Problem description | Copy the data below exactly, omitting any picture it contains.

[Stored items from a collection]
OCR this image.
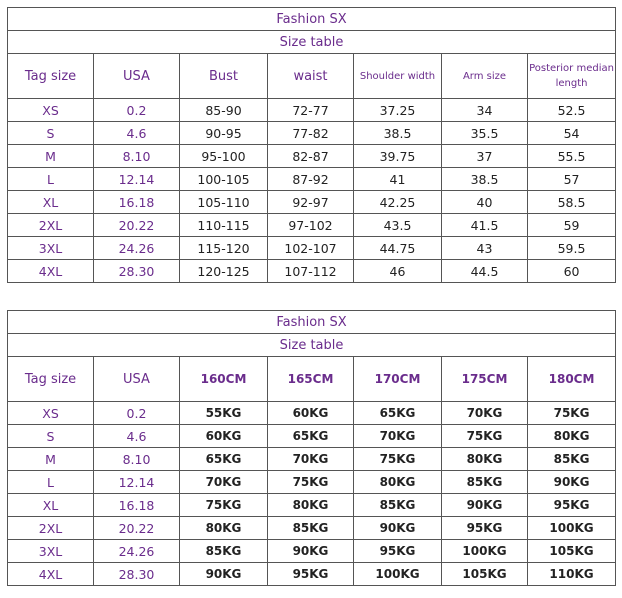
Fashion SX						
Size table						
Tag size	USA	Bust	waist	Shoulder width	Arm size	Posterior median length
XS	0.2	85-90	72-77	37.25	34	52.5
S	4.6	90-95	77-82	38.5	35.5	54
M	8.10	95-100	82-87	39.75	37	55.5
L	12.14	100-105	87-92	41	38.5	57
XL	16.18	105-110	92-97	42.25	40	58.5
2XL	20.22	110-115	97-102	43.5	41.5	59
3XL	24.26	115-120	102-107	44.75	43	59.5
4XL	28.30	120-125	107-112	46	44.5	60
Fashion SX						
Size table						
Tag size	USA	160CM	165CM	170CM	175CM	180CM
XS	0.2	55KG	60KG	65KG	70KG	75KG
S	4.6	60KG	65KG	70KG	75KG	80KG
M	8.10	65KG	70KG	75KG	80KG	85KG
L	12.14	70KG	75KG	80KG	85KG	90KG
XL	16.18	75KG	80KG	85KG	90KG	95KG
2XL	20.22	80KG	85KG	90KG	95KG	100KG
3XL	24.26	85KG	90KG	95KG	100KG	105KG
4XL	28.30	90KG	95KG	100KG	105KG	110KG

Finished exercise |
OCR this image.
Fashion SX						
Size table						
Tag size	USA	Bust	waist	Shoulder width	Arm size	Posterior median length
XS	0.2	85-90	72-77	37.25	34	52.5
S	4.6	90-95	77-82	38.5	35.5	54
M	8.10	95-100	82-87	39.75	37	55.5
L	12.14	100-105	87-92	41	38.5	57
XL	16.18	105-110	92-97	42.25	40	58.5
2XL	20.22	110-115	97-102	43.5	41.5	59
3XL	24.26	115-120	102-107	44.75	43	59.5
4XL	28.30	120-125	107-112	46	44.5	60
Fashion SX						
Size table						
Tag size	USA	160CM	165CM	170CM	175CM	180CM
XS	0.2	55KG	60KG	65KG	70KG	75KG
S	4.6	60KG	65KG	70KG	75KG	80KG
M	8.10	65KG	70KG	75KG	80KG	85KG
L	12.14	70KG	75KG	80KG	85KG	90KG
XL	16.18	75KG	80KG	85KG	90KG	95KG
2XL	20.22	80KG	85KG	90KG	95KG	100KG
3XL	24.26	85KG	90KG	95KG	100KG	105KG
4XL	28.30	90KG	95KG	100KG	105KG	110KG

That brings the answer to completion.